◆ Fragmento de texto:
:::

A Camille Saint-Saëns le gustaba mucho el cine. Aun pudiendo considerarle como compositor de refinado academicismo, no vaciló en ser uno de los grandes músicos pioneros a la hora de componer una banda sonora para una película, El asesinato del Duque de Guisa, en los primerísimos comienzos del siglo XX. Tal vez esa tendencia hacia una acción que trascendía los límites de un mero escenario latía en él, aun sin apenas sospecharlo, cuando decidió alumbrar su ópera Samson et Dalila, una ópera que presenta gráficas pinceladas de una suerte de peplum (en este caso de hebreos) concebido muy avant la lettre.

:::

◆ Información proporcionada:
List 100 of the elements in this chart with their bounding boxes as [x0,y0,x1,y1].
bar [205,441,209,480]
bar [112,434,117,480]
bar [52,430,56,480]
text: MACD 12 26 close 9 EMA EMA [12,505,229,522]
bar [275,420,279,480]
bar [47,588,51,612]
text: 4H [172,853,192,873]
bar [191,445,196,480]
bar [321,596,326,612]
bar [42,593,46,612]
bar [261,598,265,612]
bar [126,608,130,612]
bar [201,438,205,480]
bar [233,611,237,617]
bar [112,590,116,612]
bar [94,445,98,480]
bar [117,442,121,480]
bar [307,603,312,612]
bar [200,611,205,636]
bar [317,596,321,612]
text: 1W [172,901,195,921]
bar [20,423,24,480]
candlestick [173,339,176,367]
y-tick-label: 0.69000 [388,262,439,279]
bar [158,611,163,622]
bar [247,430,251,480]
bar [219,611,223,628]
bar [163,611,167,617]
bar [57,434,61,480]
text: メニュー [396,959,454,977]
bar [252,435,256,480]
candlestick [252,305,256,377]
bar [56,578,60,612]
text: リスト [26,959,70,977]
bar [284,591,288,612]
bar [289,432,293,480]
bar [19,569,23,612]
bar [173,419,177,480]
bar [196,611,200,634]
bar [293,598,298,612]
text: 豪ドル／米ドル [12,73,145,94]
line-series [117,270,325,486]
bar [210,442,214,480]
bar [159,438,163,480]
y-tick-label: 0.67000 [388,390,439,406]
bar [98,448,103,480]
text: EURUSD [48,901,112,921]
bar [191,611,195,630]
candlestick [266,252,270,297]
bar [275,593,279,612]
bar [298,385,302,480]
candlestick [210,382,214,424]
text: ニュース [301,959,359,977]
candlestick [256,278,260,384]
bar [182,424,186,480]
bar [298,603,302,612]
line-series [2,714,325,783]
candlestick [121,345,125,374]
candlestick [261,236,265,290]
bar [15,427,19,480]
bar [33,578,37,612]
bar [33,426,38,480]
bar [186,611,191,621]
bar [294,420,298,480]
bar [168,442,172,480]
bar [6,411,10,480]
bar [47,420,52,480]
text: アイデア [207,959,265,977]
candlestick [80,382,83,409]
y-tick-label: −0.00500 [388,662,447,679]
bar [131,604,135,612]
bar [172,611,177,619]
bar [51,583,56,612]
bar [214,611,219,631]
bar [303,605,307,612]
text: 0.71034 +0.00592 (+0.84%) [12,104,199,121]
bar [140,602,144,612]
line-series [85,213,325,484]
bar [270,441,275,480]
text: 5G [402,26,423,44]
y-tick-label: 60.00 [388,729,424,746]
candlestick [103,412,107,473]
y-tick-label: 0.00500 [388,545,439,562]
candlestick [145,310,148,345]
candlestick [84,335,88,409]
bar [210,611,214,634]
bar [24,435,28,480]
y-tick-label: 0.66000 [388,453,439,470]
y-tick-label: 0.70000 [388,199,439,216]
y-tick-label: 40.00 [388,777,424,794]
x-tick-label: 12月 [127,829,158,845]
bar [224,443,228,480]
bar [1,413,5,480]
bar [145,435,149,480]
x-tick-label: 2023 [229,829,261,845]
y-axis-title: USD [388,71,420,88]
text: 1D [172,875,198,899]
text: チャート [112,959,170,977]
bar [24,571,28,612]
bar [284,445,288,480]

:::

◆ Problema planteado: Transcribe, por favor, el fragmento sobre Saint-Saëns completo y sin ningún cambio. Los registros proceden de otra fuente.

◆ Respuesta:
A Camille Saint-Saëns le gustaba mucho el cine. Aun pudiendo considerarle como compositor de refinado academicismo, no vaciló en ser uno de los grandes músicos pioneros a la hora de componer una banda sonora para una película, El asesinato del Duque de Guisa, en los primerísimos comienzos del siglo XX. Tal vez esa tendencia hacia una acción que trascendía los límites de un mero escenario latía en él, aun sin apenas sospecharlo, cuando decidió alumbrar su ópera Samson et Dalila, una ópera que presenta gráficas pinceladas de una suerte de peplum (en este caso de hebreos) concebido muy avant la lettre.